To do. Restate the full set of records exactly, word for word.
☆ ☆ ☆
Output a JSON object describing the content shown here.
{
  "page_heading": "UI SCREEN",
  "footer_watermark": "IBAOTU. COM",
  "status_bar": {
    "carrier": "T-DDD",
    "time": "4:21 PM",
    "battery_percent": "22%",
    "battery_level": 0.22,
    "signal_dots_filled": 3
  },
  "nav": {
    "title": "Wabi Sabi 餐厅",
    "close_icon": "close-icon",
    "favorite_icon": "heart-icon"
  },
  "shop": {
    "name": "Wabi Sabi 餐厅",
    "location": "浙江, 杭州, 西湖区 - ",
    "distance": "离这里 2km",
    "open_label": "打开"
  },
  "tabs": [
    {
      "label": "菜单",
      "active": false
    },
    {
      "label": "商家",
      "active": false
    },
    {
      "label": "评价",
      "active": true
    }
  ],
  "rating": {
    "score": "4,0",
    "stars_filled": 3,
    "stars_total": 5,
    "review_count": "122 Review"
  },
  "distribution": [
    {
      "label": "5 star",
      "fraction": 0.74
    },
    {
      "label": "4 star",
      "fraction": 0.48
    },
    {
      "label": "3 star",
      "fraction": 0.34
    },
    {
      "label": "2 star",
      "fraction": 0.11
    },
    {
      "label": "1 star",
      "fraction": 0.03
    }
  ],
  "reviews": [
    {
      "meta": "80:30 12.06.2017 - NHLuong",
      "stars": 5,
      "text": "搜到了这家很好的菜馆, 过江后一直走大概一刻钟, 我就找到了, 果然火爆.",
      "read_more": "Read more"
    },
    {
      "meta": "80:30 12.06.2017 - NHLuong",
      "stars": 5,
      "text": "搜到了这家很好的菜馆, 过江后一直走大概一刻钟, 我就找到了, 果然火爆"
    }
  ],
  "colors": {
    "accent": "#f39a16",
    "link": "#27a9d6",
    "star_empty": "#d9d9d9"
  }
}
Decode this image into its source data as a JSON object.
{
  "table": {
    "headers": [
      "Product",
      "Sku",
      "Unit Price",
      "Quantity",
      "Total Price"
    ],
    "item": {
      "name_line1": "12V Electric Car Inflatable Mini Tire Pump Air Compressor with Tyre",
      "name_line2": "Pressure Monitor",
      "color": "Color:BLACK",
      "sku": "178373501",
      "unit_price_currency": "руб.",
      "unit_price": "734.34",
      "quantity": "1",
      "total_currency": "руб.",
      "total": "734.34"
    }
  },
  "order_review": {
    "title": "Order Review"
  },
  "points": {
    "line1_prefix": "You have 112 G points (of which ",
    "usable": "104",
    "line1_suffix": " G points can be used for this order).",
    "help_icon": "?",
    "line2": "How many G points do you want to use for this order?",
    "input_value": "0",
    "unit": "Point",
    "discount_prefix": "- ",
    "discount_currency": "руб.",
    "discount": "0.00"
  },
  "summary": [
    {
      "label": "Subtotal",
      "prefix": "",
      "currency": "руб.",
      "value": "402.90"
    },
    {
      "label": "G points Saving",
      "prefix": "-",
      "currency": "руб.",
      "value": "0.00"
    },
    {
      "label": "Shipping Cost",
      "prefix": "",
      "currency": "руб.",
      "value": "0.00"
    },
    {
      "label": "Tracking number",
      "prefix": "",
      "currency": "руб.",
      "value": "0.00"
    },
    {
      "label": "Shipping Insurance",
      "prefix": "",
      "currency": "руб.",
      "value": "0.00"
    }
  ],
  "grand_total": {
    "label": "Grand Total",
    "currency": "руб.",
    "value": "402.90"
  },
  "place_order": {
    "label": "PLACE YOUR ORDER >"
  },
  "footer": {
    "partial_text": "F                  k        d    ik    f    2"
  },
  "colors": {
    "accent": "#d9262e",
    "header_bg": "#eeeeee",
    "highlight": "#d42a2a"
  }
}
☆ ☆ ☆
Completed task.
Output a JSON object describing the content shown here.
{
  "page_heading": "UI SCREEN",
  "footer_watermark": "IBAOTU. COM",
  "status_bar": {
    "carrier": "T-DDD",
    "time": "4:21 PM",
    "battery_percent": "22%",
    "battery_level": 0.22,
    "signal_dots_filled": 3
  },
  "nav": {
    "title": "Wabi Sabi 餐厅",
    "close_icon": "close-icon",
    "favorite_icon": "heart-icon"
  },
  "shop": {
    "name": "Wabi Sabi 餐厅",
    "location": "浙江, 杭州, 西湖区 - ",
    "distance": "离这里 2km",
    "open_label": "打开"
  },
  "tabs": [
    {
      "label": "菜单",
      "active": false
    },
    {
      "label": "商家",
      "active": false
    },
    {
      "label": "评价",
      "active": true
    }
  ],
  "rating": {
    "score": "4,0",
    "stars_filled": 3,
    "stars_total": 5,
    "review_count": "122 Review"
  },
  "distribution": [
    {
      "label": "5 star",
      "fraction": 0.74
    },
    {
      "label": "4 star",
      "fraction": 0.48
    },
    {
      "label": "3 star",
      "fraction": 0.34
    },
    {
      "label": "2 star",
      "fraction": 0.11
    },
    {
      "label": "1 star",
      "fraction": 0.03
    }
  ],
  "reviews": [
    {
      "meta": "80:30 12.06.2017 - NHLuong",
      "stars": 5,
      "text": "搜到了这家很好的菜馆, 过江后一直走大概一刻钟, 我就找到了, 果然火爆.",
      "read_more": "Read more"
    },
    {
      "meta": "80:30 12.06.2017 - NHLuong",
      "stars": 5,
      "text": "搜到了这家很好的菜馆, 过江后一直走大概一刻钟, 我就找到了, 果然火爆"
    }
  ],
  "colors": {
    "accent": "#f39a16",
    "link": "#27a9d6",
    "star_empty": "#d9d9d9"
  }
}
Decode this image into its source data as a JSON object.
{
  "table": {
    "headers": [
      "Product",
      "Sku",
      "Unit Price",
      "Quantity",
      "Total Price"
    ],
    "item": {
      "name_line1": "12V Electric Car Inflatable Mini Tire Pump Air Compressor with Tyre",
      "name_line2": "Pressure Monitor",
      "color": "Color:BLACK",
      "sku": "178373501",
      "unit_price_currency": "руб.",
      "unit_price": "734.34",
      "quantity": "1",
      "total_currency": "руб.",
      "total": "734.34"
    }
  },
  "order_review": {
    "title": "Order Review"
  },
  "points": {
    "line1_prefix": "You have 112 G points (of which ",
    "usable": "104",
    "line1_suffix": " G points can be used for this order).",
    "help_icon": "?",
    "line2": "How many G points do you want to use for this order?",
    "input_value": "0",
    "unit": "Point",
    "discount_prefix": "- ",
    "discount_currency": "руб.",
    "discount": "0.00"
  },
  "summary": [
    {
      "label": "Subtotal",
      "prefix": "",
      "currency": "руб.",
      "value": "402.90"
    },
    {
      "label": "G points Saving",
      "prefix": "-",
      "currency": "руб.",
      "value": "0.00"
    },
    {
      "label": "Shipping Cost",
      "prefix": "",
      "currency": "руб.",
      "value": "0.00"
    },
    {
      "label": "Tracking number",
      "prefix": "",
      "currency": "руб.",
      "value": "0.00"
    },
    {
      "label": "Shipping Insurance",
      "prefix": "",
      "currency": "руб.",
      "value": "0.00"
    }
  ],
  "grand_total": {
    "label": "Grand Total",
    "currency": "руб.",
    "value": "402.90"
  },
  "place_order": {
    "label": "PLACE YOUR ORDER >"
  },
  "footer": {
    "partial_text": "F                  k        d    ik    f    2"
  },
  "colors": {
    "accent": "#d9262e",
    "header_bg": "#eeeeee",
    "highlight": "#d42a2a"
  }
}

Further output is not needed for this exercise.